Job: Copy the data that follows, character for character, minus the pictures.

Source data:
^^^^^^^^
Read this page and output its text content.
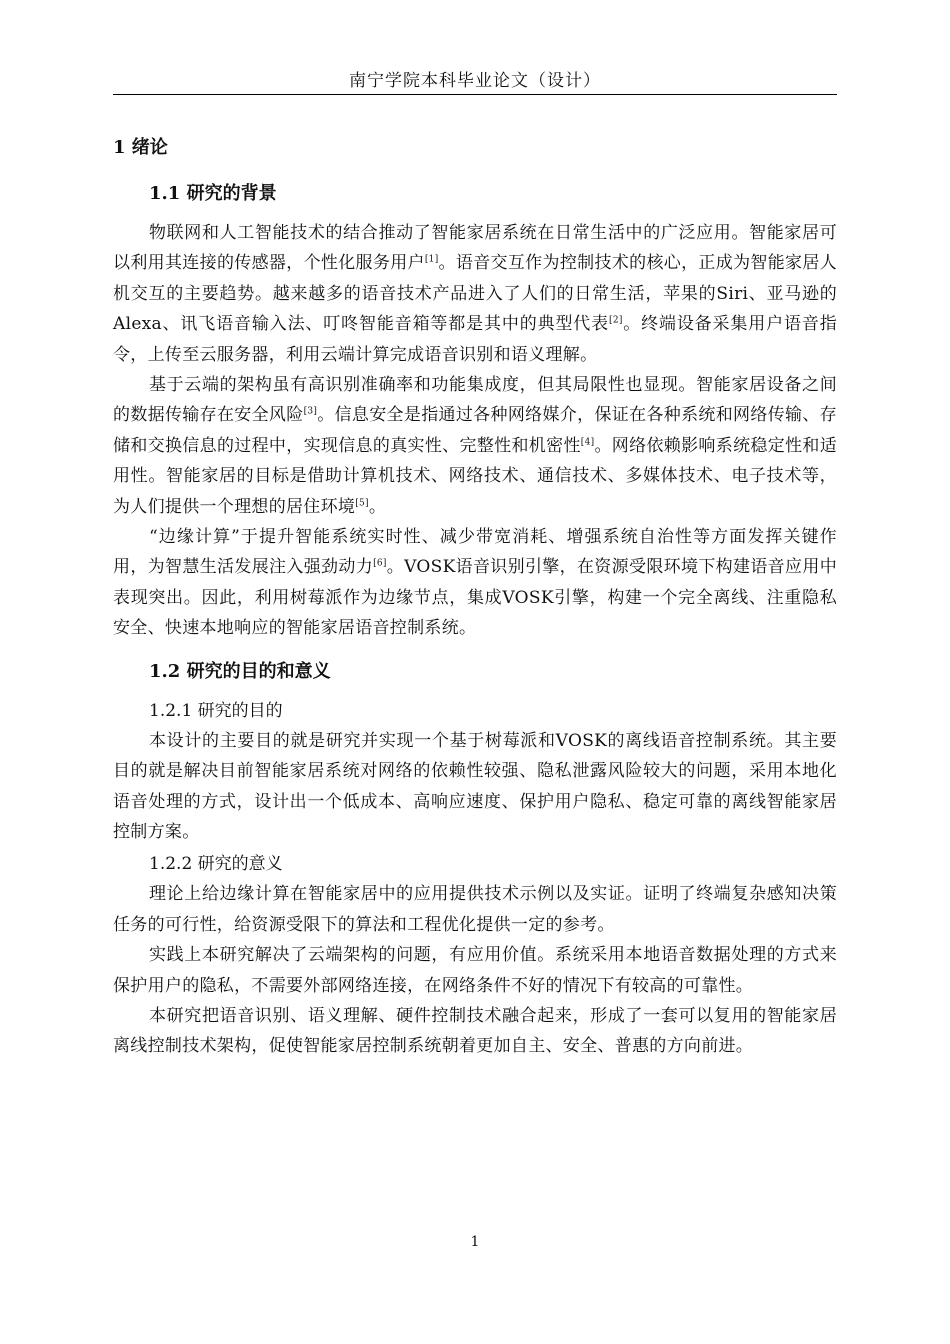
南宁学院本科毕业论文（设计）
1 绪论
1.1 研究的背景

物联网和人工智能技术的结合推动了智能家居系统在日常生活中的广泛应用。智能家居可以利用其连接的传感器，个性化服务用户[1]。语音交互作为控制技术的核心，正成为智能家居人机交互的主要趋势。越来越多的语音技术产品进入了人们的日常生活，苹果的Siri、亚马逊的Alexa、讯飞语音输入法、叮咚智能音箱等都是其中的典型代表[2]。终端设备采集用户语音指令，上传至云服务器，利用云端计算完成语音识别和语义理解。

基于云端的架构虽有高识别准确率和功能集成度，但其局限性也显现。智能家居设备之间的数据传输存在安全风险[3]。信息安全是指通过各种网络媒介，保证在各种系统和网络传输、存储和交换信息的过程中，实现信息的真实性、完整性和机密性[4]。网络依赖影响系统稳定性和适用性。智能家居的目标是借助计算机技术、网络技术、通信技术、多媒体技术、电子技术等，为人们提供一个理想的居住环境[5]。

“边缘计算”于提升智能系统实时性、减少带宽消耗、增强系统自治性等方面发挥关键作用，为智慧生活发展注入强劲动力[6]。VOSK语音识别引擎，在资源受限环境下构建语音应用中表现突出。因此，利用树莓派作为边缘节点，集成VOSK引擎，构建一个完全离线、注重隐私安全、快速本地响应的智能家居语音控制系统。

1.2 研究的目的和意义
1.2.1 研究的目的

本设计的主要目的就是研究并实现一个基于树莓派和VOSK的离线语音控制系统。其主要目的就是解决目前智能家居系统对网络的依赖性较强、隐私泄露风险较大的问题，采用本地化语音处理的方式，设计出一个低成本、高响应速度、保护用户隐私、稳定可靠的离线智能家居控制方案。

1.2.2 研究的意义

理论上给边缘计算在智能家居中的应用提供技术示例以及实证。证明了终端复杂感知决策任务的可行性，给资源受限下的算法和工程优化提供一定的参考。

实践上本研究解决了云端架构的问题，有应用价值。系统采用本地语音数据处理的方式来保护用户的隐私，不需要外部网络连接，在网络条件不好的情况下有较高的可靠性。

本研究把语音识别、语义理解、硬件控制技术融合起来，形成了一套可以复用的智能家居离线控制技术架构，促使智能家居控制系统朝着更加自主、安全、普惠的方向前进。

1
^^^^^^^^
Answer:
Read this page and output its text content.
南宁学院本科毕业论文（设计）
1 绪论
1.1 研究的背景

物联网和人工智能技术的结合推动了智能家居系统在日常生活中的广泛应用。智能家居可以利用其连接的传感器，个性化服务用户[1]。语音交互作为控制技术的核心，正成为智能家居人机交互的主要趋势。越来越多的语音技术产品进入了人们的日常生活，苹果的Siri、亚马逊的Alexa、讯飞语音输入法、叮咚智能音箱等都是其中的典型代表[2]。终端设备采集用户语音指令，上传至云服务器，利用云端计算完成语音识别和语义理解。

基于云端的架构虽有高识别准确率和功能集成度，但其局限性也显现。智能家居设备之间的数据传输存在安全风险[3]。信息安全是指通过各种网络媒介，保证在各种系统和网络传输、存储和交换信息的过程中，实现信息的真实性、完整性和机密性[4]。网络依赖影响系统稳定性和适用性。智能家居的目标是借助计算机技术、网络技术、通信技术、多媒体技术、电子技术等，为人们提供一个理想的居住环境[5]。

“边缘计算”于提升智能系统实时性、减少带宽消耗、增强系统自治性等方面发挥关键作用，为智慧生活发展注入强劲动力[6]。VOSK语音识别引擎，在资源受限环境下构建语音应用中表现突出。因此，利用树莓派作为边缘节点，集成VOSK引擎，构建一个完全离线、注重隐私安全、快速本地响应的智能家居语音控制系统。

1.2 研究的目的和意义
1.2.1 研究的目的

本设计的主要目的就是研究并实现一个基于树莓派和VOSK的离线语音控制系统。其主要目的就是解决目前智能家居系统对网络的依赖性较强、隐私泄露风险较大的问题，采用本地化语音处理的方式，设计出一个低成本、高响应速度、保护用户隐私、稳定可靠的离线智能家居控制方案。

1.2.2 研究的意义

理论上给边缘计算在智能家居中的应用提供技术示例以及实证。证明了终端复杂感知决策任务的可行性，给资源受限下的算法和工程优化提供一定的参考。

实践上本研究解决了云端架构的问题，有应用价值。系统采用本地语音数据处理的方式来保护用户的隐私，不需要外部网络连接，在网络条件不好的情况下有较高的可靠性。

本研究把语音识别、语义理解、硬件控制技术融合起来，形成了一套可以复用的智能家居离线控制技术架构，促使智能家居控制系统朝着更加自主、安全、普惠的方向前进。

1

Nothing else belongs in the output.